:: Source records
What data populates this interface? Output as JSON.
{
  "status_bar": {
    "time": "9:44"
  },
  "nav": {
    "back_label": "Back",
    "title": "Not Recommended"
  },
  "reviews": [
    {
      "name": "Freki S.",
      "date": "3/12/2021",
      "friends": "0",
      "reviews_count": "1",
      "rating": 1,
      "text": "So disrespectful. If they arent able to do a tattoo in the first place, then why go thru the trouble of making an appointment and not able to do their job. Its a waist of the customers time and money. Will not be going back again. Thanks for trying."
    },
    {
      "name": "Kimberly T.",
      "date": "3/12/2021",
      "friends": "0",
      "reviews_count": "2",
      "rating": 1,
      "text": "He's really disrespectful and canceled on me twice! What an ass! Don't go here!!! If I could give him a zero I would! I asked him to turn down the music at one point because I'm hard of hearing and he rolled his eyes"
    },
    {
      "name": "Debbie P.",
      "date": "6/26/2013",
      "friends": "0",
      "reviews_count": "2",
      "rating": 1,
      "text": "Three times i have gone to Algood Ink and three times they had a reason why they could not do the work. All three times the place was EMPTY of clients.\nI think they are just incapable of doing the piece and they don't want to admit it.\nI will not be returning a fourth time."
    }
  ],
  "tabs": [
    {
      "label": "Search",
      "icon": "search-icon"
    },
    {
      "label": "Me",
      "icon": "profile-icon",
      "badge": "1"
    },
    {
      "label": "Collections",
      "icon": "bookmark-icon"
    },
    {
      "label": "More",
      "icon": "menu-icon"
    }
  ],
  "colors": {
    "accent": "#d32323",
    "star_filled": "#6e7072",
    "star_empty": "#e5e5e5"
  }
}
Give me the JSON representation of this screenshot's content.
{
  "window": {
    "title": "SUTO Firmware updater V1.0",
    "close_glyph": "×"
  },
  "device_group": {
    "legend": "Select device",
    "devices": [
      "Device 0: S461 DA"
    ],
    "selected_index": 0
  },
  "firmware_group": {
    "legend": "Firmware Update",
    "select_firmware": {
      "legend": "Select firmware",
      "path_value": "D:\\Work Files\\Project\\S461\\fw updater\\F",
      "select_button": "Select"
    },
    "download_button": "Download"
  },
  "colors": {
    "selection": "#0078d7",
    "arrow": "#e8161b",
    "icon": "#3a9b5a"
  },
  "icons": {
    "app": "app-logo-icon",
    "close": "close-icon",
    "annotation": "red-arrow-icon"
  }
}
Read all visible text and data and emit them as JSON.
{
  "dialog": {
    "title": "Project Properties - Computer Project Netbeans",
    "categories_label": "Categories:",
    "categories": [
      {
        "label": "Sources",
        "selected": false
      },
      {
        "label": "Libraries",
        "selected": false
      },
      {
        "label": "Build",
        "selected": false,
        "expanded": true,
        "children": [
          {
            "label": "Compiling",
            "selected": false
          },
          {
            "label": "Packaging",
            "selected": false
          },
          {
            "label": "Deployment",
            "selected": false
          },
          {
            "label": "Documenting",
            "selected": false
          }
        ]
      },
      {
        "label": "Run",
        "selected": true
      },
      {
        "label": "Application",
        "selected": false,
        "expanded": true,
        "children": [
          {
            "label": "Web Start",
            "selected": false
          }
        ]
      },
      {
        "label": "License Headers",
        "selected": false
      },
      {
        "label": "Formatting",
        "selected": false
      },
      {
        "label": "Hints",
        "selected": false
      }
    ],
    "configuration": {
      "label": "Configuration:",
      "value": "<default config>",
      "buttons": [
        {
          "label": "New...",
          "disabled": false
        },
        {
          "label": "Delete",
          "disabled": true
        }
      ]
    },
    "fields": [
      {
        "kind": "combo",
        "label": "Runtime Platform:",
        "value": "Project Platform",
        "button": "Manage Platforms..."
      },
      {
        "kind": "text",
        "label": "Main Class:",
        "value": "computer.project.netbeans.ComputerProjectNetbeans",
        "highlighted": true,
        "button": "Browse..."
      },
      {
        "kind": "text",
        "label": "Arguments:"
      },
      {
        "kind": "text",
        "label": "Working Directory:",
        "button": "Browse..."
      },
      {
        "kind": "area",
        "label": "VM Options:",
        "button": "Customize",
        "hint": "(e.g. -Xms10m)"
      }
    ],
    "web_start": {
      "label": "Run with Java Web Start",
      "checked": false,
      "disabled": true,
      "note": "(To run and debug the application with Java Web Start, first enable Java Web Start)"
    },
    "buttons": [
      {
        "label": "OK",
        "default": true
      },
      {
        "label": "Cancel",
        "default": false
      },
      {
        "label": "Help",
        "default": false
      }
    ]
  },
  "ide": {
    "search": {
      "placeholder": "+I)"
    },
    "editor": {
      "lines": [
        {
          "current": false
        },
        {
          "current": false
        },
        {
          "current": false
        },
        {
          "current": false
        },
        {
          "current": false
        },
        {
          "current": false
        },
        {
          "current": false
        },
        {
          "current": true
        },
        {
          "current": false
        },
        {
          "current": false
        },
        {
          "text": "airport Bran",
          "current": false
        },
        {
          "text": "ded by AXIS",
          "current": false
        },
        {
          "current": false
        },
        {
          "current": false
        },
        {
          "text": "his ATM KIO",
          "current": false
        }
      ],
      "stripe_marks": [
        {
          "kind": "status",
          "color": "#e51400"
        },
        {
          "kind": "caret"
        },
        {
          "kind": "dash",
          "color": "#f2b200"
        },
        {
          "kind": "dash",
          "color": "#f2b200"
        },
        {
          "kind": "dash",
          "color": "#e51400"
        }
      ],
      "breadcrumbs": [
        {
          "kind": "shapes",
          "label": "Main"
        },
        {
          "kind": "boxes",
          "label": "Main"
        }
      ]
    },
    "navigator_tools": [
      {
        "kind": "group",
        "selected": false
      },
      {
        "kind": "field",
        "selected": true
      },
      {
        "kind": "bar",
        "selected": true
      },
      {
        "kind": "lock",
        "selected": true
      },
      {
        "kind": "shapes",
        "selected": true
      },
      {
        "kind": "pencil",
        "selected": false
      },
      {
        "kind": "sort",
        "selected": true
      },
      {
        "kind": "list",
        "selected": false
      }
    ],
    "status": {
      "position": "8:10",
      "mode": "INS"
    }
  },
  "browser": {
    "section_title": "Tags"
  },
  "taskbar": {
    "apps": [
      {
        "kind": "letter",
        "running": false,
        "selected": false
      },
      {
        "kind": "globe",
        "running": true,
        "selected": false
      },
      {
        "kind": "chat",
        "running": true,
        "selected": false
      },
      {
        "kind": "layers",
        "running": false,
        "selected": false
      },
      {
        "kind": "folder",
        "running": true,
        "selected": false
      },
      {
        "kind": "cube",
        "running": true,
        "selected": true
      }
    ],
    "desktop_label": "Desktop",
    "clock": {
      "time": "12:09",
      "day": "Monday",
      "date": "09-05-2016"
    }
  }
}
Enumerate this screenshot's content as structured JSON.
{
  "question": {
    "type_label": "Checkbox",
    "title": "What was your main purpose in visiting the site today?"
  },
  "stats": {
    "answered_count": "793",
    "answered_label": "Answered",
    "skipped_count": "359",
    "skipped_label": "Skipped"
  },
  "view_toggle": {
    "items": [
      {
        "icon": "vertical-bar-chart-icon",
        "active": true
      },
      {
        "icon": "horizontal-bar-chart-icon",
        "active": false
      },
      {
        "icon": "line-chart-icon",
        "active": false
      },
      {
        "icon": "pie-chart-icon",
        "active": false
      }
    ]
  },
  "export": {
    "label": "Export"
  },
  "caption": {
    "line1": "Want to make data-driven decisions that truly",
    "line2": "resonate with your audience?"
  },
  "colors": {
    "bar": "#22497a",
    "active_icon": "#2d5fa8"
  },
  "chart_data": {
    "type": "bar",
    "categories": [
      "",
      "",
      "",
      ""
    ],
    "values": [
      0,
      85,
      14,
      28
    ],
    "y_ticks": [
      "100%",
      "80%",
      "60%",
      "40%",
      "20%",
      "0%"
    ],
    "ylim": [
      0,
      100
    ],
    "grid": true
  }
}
::::
In the entries above, how many lines contain the word "screenshot"? Answer with the number only.

2